SHORT TASK –
Retype the full set of records. Keep every character identical.

DATA SECTION –
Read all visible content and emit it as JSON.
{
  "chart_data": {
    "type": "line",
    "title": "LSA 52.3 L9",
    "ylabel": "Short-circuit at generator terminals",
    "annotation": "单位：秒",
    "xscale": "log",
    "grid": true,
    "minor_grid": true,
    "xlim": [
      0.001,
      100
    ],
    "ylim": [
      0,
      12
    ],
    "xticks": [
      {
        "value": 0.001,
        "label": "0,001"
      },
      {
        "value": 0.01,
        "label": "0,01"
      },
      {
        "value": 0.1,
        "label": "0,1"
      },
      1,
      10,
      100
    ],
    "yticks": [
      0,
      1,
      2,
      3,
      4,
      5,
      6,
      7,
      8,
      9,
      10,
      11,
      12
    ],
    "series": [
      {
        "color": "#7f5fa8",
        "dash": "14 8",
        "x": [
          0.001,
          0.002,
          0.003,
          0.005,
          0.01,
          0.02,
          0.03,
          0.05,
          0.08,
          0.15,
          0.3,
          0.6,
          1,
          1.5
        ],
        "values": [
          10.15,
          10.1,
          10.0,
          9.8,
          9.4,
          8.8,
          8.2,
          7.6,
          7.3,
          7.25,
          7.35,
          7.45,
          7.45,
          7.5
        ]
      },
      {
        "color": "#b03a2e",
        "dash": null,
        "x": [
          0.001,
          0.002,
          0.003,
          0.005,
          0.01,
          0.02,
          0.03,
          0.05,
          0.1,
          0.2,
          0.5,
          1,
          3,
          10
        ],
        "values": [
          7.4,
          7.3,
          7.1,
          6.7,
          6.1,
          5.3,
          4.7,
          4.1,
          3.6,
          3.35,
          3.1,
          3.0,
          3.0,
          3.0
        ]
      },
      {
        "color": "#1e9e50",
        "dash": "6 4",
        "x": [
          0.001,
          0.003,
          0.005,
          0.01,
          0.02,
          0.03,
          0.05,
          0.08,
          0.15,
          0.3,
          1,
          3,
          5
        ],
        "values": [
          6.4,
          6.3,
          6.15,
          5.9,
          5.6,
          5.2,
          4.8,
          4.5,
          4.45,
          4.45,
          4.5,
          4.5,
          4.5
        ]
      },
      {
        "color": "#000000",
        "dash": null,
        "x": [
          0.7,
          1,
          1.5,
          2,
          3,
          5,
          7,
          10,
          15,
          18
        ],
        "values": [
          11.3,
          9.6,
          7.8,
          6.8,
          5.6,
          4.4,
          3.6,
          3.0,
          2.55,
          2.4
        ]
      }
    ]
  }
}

CORRECT RESPONSE –
Read all visible content and emit it as JSON.
{
  "chart_data": {
    "type": "line",
    "title": "LSA 52.3 L9",
    "ylabel": "Short-circuit at generator terminals",
    "annotation": "单位：秒",
    "xscale": "log",
    "grid": true,
    "minor_grid": true,
    "xlim": [
      0.001,
      100
    ],
    "ylim": [
      0,
      12
    ],
    "xticks": [
      {
        "value": 0.001,
        "label": "0,001"
      },
      {
        "value": 0.01,
        "label": "0,01"
      },
      {
        "value": 0.1,
        "label": "0,1"
      },
      1,
      10,
      100
    ],
    "yticks": [
      0,
      1,
      2,
      3,
      4,
      5,
      6,
      7,
      8,
      9,
      10,
      11,
      12
    ],
    "series": [
      {
        "color": "#7f5fa8",
        "dash": "14 8",
        "x": [
          0.001,
          0.002,
          0.003,
          0.005,
          0.01,
          0.02,
          0.03,
          0.05,
          0.08,
          0.15,
          0.3,
          0.6,
          1,
          1.5
        ],
        "values": [
          10.15,
          10.1,
          10.0,
          9.8,
          9.4,
          8.8,
          8.2,
          7.6,
          7.3,
          7.25,
          7.35,
          7.45,
          7.45,
          7.5
        ]
      },
      {
        "color": "#b03a2e",
        "dash": null,
        "x": [
          0.001,
          0.002,
          0.003,
          0.005,
          0.01,
          0.02,
          0.03,
          0.05,
          0.1,
          0.2,
          0.5,
          1,
          3,
          10
        ],
        "values": [
          7.4,
          7.3,
          7.1,
          6.7,
          6.1,
          5.3,
          4.7,
          4.1,
          3.6,
          3.35,
          3.1,
          3.0,
          3.0,
          3.0
        ]
      },
      {
        "color": "#1e9e50",
        "dash": "6 4",
        "x": [
          0.001,
          0.003,
          0.005,
          0.01,
          0.02,
          0.03,
          0.05,
          0.08,
          0.15,
          0.3,
          1,
          3,
          5
        ],
        "values": [
          6.4,
          6.3,
          6.15,
          5.9,
          5.6,
          5.2,
          4.8,
          4.5,
          4.45,
          4.45,
          4.5,
          4.5,
          4.5
        ]
      },
      {
        "color": "#000000",
        "dash": null,
        "x": [
          0.7,
          1,
          1.5,
          2,
          3,
          5,
          7,
          10,
          15,
          18
        ],
        "values": [
          11.3,
          9.6,
          7.8,
          6.8,
          5.6,
          4.4,
          3.6,
          3.0,
          2.55,
          2.4
        ]
      }
    ]
  }
}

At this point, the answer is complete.